::: FRAGMENTO SELECCIONADO

Una sociedad perfecta donde la república absorbe al individuo
Es tiempo de miel. Las abejas han trabajado desde la primavera para llenar sus panales y los apicultores comienzan a recoger sus cosechas. La inteligencia de estos insectos ha despertado durante siglos la fascinación de científicos, filósofos o escritores como Maurice Maeterlinck, que pasó años observando la intimidad de una colmena y volcó sus reflexiones en su fabuloso libro ‘La vida de las abejas’: Toda la vida de una abeja se sacrifica a la comunidad, es “una sociedad casi perfecta, pero despiadada, donde el individuo es enteramente absorbido por la república, y donde la república, a su vez, se sacrifica regularmente a la colectividad abstracta e inmortal del porvenir”. Pero hace tiempo que alertan de que estos himenópteros están desapareciendo; es otro efecto del cambio climático y lo llaman ‘síndrome de despoblamiento de las colmenas’.

::::::
::: FILAS ALMACENADAS

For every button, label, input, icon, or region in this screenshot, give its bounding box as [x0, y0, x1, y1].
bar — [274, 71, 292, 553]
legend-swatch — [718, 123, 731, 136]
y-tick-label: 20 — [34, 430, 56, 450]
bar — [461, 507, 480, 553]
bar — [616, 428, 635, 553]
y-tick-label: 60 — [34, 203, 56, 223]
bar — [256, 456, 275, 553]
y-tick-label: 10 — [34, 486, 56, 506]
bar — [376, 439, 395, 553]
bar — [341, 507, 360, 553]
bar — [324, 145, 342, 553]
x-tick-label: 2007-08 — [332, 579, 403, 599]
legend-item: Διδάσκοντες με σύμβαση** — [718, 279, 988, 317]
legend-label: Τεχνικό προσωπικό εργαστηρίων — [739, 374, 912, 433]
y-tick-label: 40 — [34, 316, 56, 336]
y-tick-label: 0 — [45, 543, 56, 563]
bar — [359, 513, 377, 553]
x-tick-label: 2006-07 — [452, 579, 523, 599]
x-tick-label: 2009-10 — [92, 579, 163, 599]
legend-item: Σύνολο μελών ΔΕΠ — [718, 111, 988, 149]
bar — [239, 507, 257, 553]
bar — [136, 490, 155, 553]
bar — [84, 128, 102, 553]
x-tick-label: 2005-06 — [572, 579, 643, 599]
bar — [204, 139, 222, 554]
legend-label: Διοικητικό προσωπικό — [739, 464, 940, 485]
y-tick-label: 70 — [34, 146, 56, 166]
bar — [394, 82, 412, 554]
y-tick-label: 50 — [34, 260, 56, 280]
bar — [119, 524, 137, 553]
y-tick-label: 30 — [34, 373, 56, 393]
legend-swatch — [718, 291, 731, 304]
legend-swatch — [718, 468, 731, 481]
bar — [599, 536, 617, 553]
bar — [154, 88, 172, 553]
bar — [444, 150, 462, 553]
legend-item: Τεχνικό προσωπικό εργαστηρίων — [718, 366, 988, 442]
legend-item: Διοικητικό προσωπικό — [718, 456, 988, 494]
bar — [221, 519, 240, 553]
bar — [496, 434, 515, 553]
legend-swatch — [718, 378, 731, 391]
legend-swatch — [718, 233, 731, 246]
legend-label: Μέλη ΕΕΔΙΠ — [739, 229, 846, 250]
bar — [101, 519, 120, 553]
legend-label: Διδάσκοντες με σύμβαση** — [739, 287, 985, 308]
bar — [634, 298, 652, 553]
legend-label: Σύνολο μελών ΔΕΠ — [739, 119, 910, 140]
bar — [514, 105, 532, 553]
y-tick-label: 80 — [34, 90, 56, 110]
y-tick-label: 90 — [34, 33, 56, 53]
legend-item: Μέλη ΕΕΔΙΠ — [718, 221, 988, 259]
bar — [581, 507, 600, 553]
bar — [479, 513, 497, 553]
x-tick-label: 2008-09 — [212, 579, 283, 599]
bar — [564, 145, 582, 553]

::::::

- _REQUISITOS DE TAREAS_:
(a) Responde a estas preguntas sobre el texto de las abejas:
(i) ¿Desde cuándo han trabajado las abejas para llenar sus panales?
(ii) ¿Qué libro escribió Maurice Maeterlinck sobre estos insectos?
(iii) ¿Qué nombre recibe el fenómeno de la desaparición de estos himenópteros?
(b) Escribe la continuación del texto sobre las abejas a partir de su última oración.

- _RESPUESTAS POR TAREA_:
(a)
(i) Desde la primavera.
(ii) 'La vida de las abejas'.
(iii) 'Síndrome de despoblamiento de las colmenas'.

(b)
Dicen que las abejas cantan cuando la colmena es más fértil, y que tienen memoria para recordar la ubicación exacta de su colonia aunque se despisten mientras vuelan ajetreadas de flor en flor, cada vez más lejos. Que pueden aletear unas 200 veces por segundo y recorrer hasta 800 kilómetros a lo largo de su vida. Todas las que zumban ahora a mi alrededor han salido a inspeccionar en cuanto hemos abierto la colmena; se acercan a la malla protectora que cubre mi rostro una y otra vez, como si me olfatearan, y algunas se posan en el traje y buscan con obstinación alguna abertura por la que llegar hasta mi piel. Es la primera vez que me veo rodeada de abejas; seguro que saben que estoy nerviosa, así que procuro no hacer movimientos bruscos para no alterarlas. Antes, cuando ascendimos en coche por el camino hasta el pie del cerro donde se encuentran las colmenas, lo aparcamos mirando hacia abajo por si en algún momento teníamos que salir rápido. Las abejas pueden llegar a ser peligrosas, podrían incluso matarnos. Sin embargo, son ellas las que están muriendo.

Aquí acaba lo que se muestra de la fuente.